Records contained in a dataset
§ §
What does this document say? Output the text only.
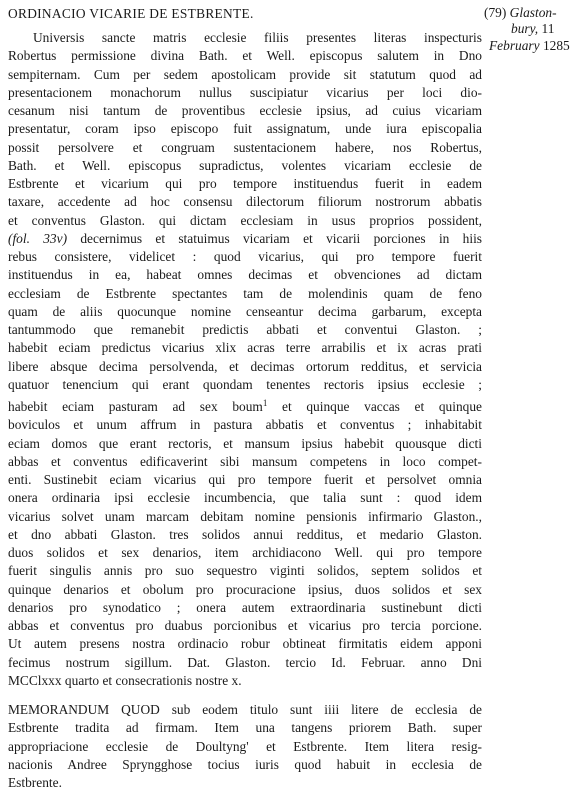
ORDINACIO VICARIE DE ESTBRENTE.	(79) Glaston-
bury, 11
February 1285
Universis sancte matris ecclesie filiis presentes literas inspecturis
Robertus permissione divina Bath. et Well. episcopus salutem in Dno
sempiternam. Cum per sedem apostolicam provide sit statutum quod ad
presentacionem monachorum nullus suscipiatur vicarius per loci dio-
cesanum nisi tantum de proventibus ecclesie ipsius, ad cuius vicariam
presentatur, coram ipso episcopo fuit assignatum, unde iura episcopalia
possit persolvere et congruam sustentacionem habere, nos Robertus,
Bath. et Well. episcopus supradictus, volentes vicariam ecclesie de
Estbrente et vicarium qui pro tempore instituendus fuerit in eadem
taxare, accedente ad hoc consensu dilectorum filiorum nostrorum abbatis
et conventus Glaston. qui dictam ecclesiam in usus proprios possident,
(fol. 33v) decernimus et statuimus vicariam et vicarii porciones in hiis
rebus consistere, videlicet : quod vicarius, qui pro tempore fuerit
instituendus in ea, habeat omnes decimas et obvenciones ad dictam
ecclesiam de Estbrente spectantes tam de molendinis quam de feno
quam de aliis quocunque nomine censeantur decima garbarum, excepta
tantummodo que remanebit predictis abbati et conventui Glaston. ;
habebit eciam predictus vicarius xlix acras terre arrabilis et ix acras prati
libere absque decima persolvenda, et decimas ortorum redditus, et servicia
quatuor tenencium qui erant quondam tenentes rectoris ipsius ecclesie ;
habebit eciam pasturam ad sex boum$^1$ et quinque vaccas et quinque
boviculos et unum affrum in pastura abbatis et conventus ; inhabitabit
eciam domos que erant rectoris, et mansum ipsius habebit quousque dicti
abbas et conventus edificaverint sibi mansum competens in loco compet-
enti. Sustinebit eciam vicarius qui pro tempore fuerit et persolvet omnia
onera ordinaria ipsi ecclesie incumbencia, que talia sunt : quod idem
vicarius solvet unam marcam debitam nomine pensionis infirmario Glaston.,
et dno abbati Glaston. tres solidos annui redditus, et medario Glaston.
duos solidos et sex denarios, item archidiacono Well. qui pro tempore
fuerit singulis annis pro suo sequestro viginti solidos, septem solidos et
quinque denarios et obolum pro procuracione ipsius, duos solidos et sex
denarios pro synodatico ; onera autem extraordinaria sustinebunt dicti
abbas et conventus pro duabus porcionibus et vicarius pro tercia porcione.
Ut autem presens nostra ordinacio robur obtineat firmitatis eidem apponi
fecimus nostrum sigillum. Dat. Glaston. tercio Id. Februar. anno Dni
MCClxxx quarto et consecrationis nostre x.
MEMORANDUM QUOD sub eodem titulo sunt iiii litere de ecclesia de
Estbrente tradita ad firmam. Item una tangens priorem Bath. super
appropriacione ecclesie de Doultyng' et Estbrente. Item litera resig-
nacionis Andree Spryngghose tocius iuris quod habuit in ecclesia de
Estbrente.
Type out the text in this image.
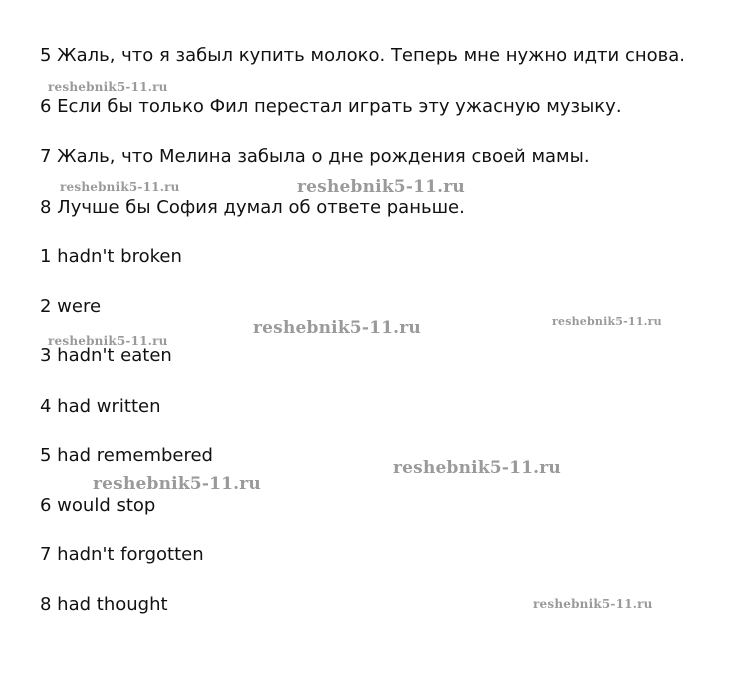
5 Жаль, что я забыл купить молоко. Теперь мне нужно идти снова.
6 Если бы только Фил перестал играть эту ужасную музыку.
7 Жаль, что Мелина забыла о дне рождения своей мамы.
8 Лучше бы София думал об ответе раньше.
1 hadn't broken
2 were
3 hadn't eaten
4 had written
5 had remembered
6 would stop
7 hadn't forgotten
8 had thought
reshebnik5-11.ru
reshebnik5-11.ru	reshebnik5-11.ru
reshebnik5-11.ru
reshebnik5-11.ru	reshebnik5-11.ru
reshebnik5-11.ru
reshebnik5-11.ru
reshebnik5-11.ru
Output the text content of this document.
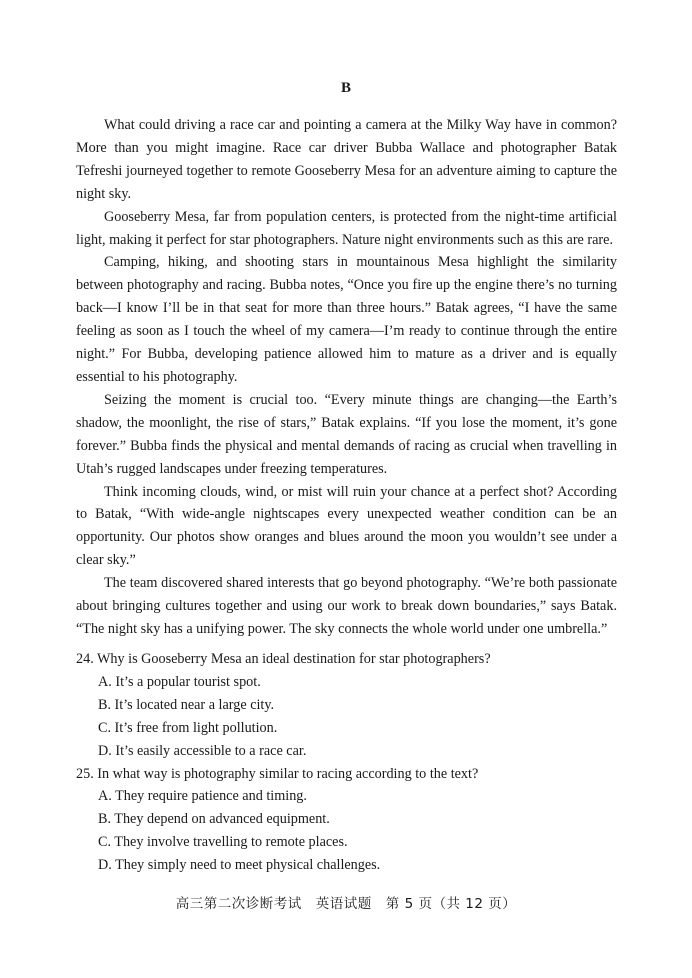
B

What could driving a race car and pointing a camera at the Milky Way have in common? More than you might imagine. Race car driver Bubba Wallace and photographer Batak Tefreshi journeyed together to remote Gooseberry Mesa for an adventure aiming to capture the night sky.

Gooseberry Mesa, far from population centers, is protected from the night-time artificial light, making it perfect for star photographers. Nature night environments such as this are rare.

Camping, hiking, and shooting stars in mountainous Mesa highlight the similarity between photography and racing. Bubba notes, “Once you fire up the engine there’s no turning back—I know I’ll be in that seat for more than three hours.” Batak agrees, “I have the same feeling as soon as I touch the wheel of my camera—I’m ready to continue through the entire night.” For Bubba, developing patience allowed him to mature as a driver and is equally essential to his photography.

Seizing the moment is crucial too. “Every minute things are changing—the Earth’s shadow, the moonlight, the rise of stars,” Batak explains. “If you lose the moment, it’s gone forever.” Bubba finds the physical and mental demands of racing as crucial when travelling in Utah’s rugged landscapes under freezing temperatures.

Think incoming clouds, wind, or mist will ruin your chance at a perfect shot? According to Batak, “With wide-angle nightscapes every unexpected weather condition can be an opportunity. Our photos show oranges and blues around the moon you wouldn’t see under a clear sky.”

The team discovered shared interests that go beyond photography. “We’re both passionate about bringing cultures together and using our work to break down boundaries,” says Batak. “The night sky has a unifying power. The sky connects the whole world under one umbrella.”

24. Why is Gooseberry Mesa an ideal destination for star photographers?

A. It’s a popular tourist spot.
B. It’s located near a large city.
C. It’s free from light pollution.
D. It’s easily accessible to a race car.

25. In what way is photography similar to racing according to the text?

A. They require patience and timing.
B. They depend on advanced equipment.
C. They involve travelling to remote places.
D. They simply need to meet physical challenges.
高三第二次诊断考试　英语试题　第 5 页（共 12 页）
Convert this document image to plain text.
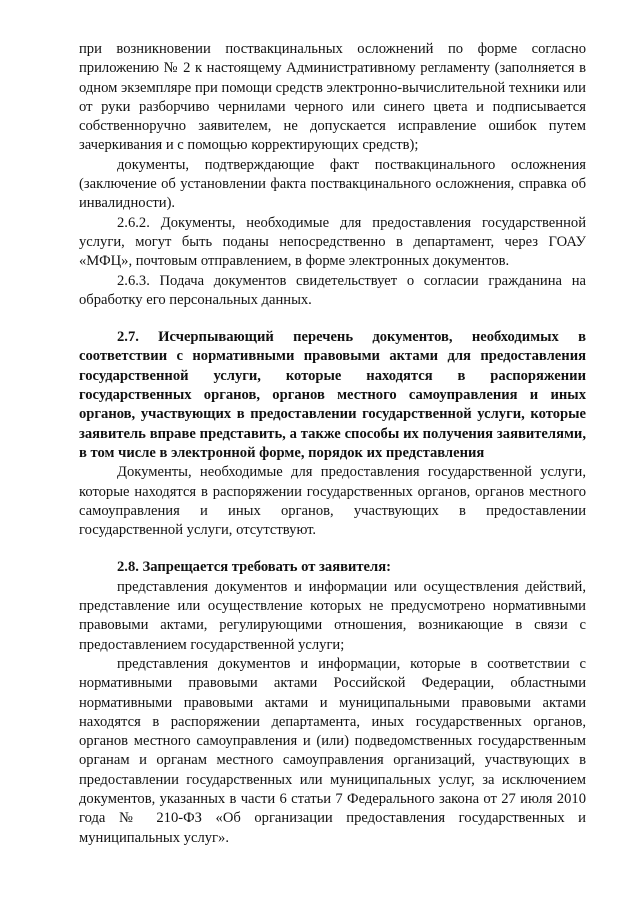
при возникновении поствакцинальных осложнений по форме согласно приложению № 2 к настоящему Административному регламенту (заполняется в одном экземпляре при помощи средств электронно-вычислительной техники или от руки разборчиво чернилами черного или синего цвета и подписывается собственноручно заявителем, не допускается исправление ошибок путем зачеркивания и с помощью корректирующих средств);

документы, подтверждающие факт поствакцинального осложнения (заключение об установлении факта поствакцинального осложнения, справка об инвалидности).

2.6.2. Документы, необходимые для предоставления государственной услуги, могут быть поданы непосредственно в департамент, через ГОАУ «МФЦ», почтовым отправлением, в форме электронных документов.

2.6.3. Подача документов свидетельствует о согласии гражданина на обработку его персональных данных.

2.7. Исчерпывающий перечень документов, необходимых в соответствии с нормативными правовыми актами для предоставления государственной услуги, которые находятся в распоряжении государственных органов, органов местного самоуправления и иных органов, участвующих в предоставлении государственной услуги, которые заявитель вправе представить, а также способы их получения заявителями, в том числе в электронной форме, порядок их представления

Документы, необходимые для предоставления государственной услуги, которые находятся в распоряжении государственных органов, органов местного самоуправления и иных органов, участвующих в предоставлении государственной услуги, отсутствуют.

2.8. Запрещается требовать от заявителя:

представления документов и информации или осуществления действий, представление или осуществление которых не предусмотрено нормативными правовыми актами, регулирующими отношения, возникающие в связи с предоставлением государственной услуги;

представления документов и информации, которые в соответствии с нормативными правовыми актами Российской Федерации, областными нормативными правовыми актами и муниципальными правовыми актами находятся в распоряжении департамента, иных государственных органов, органов местного самоуправления и (или) подведомственных государственным органам и органам местного самоуправления организаций, участвующих в предоставлении государственных или муниципальных услуг, за исключением документов, указанных в части 6 статьи 7 Федерального закона от 27 июля 2010 года № 210-ФЗ «Об организации предоставления государственных и муниципальных услуг».
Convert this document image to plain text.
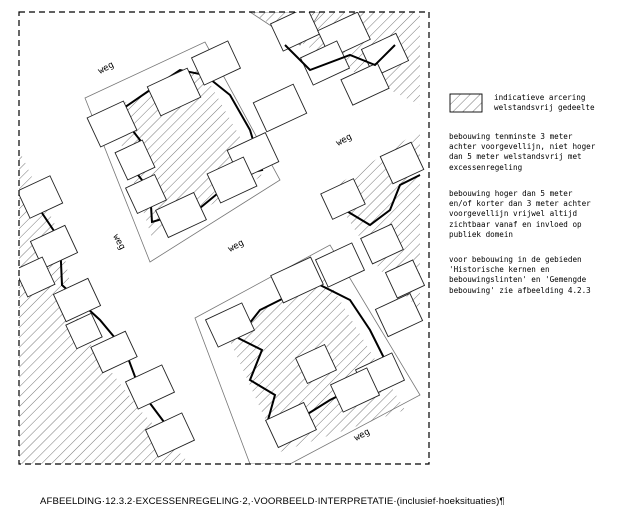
weg
weg
weg	weg
weg
indicatieve arcering
welstandsvrij gedeelte
bebouwing tenminste 3 meter
achter voorgevellijn, niet hoger
dan 5 meter welstandsvrij met
excessenregeling
bebouwing hoger dan 5 meter
en/of korter dan 3 meter achter
voorgevellijn vrijwel altijd
zichtbaar vanaf en invloed op
publiek domein
voor bebouwing in de gebieden
'Historische kernen en
bebouwingslinten' en 'Gemengde
bebouwing' zie afbeelding 4.2.3
AFBEELDING·12.3.2·EXCESSENREGELING·2,·VOORBEELD·INTERPRETATIE·(inclusief·hoeksituaties)¶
§ §
WRITTEN EXERCISE -> Copy out every line in the listing where the word "travelling" appears.

SOLVED EXERCISE ->
Seizing the moment is crucial too. “Every minute things are changing—the Earth’s shadow, the moonlight, the rise of stars,” Batak explains. “If you lose the moment, it’s gone forever.” Bubba finds the physical and mental demands of racing as crucial when travelling in Utah’s rugged landscapes under freezing temperatures.
C. They involve travelling to remote places.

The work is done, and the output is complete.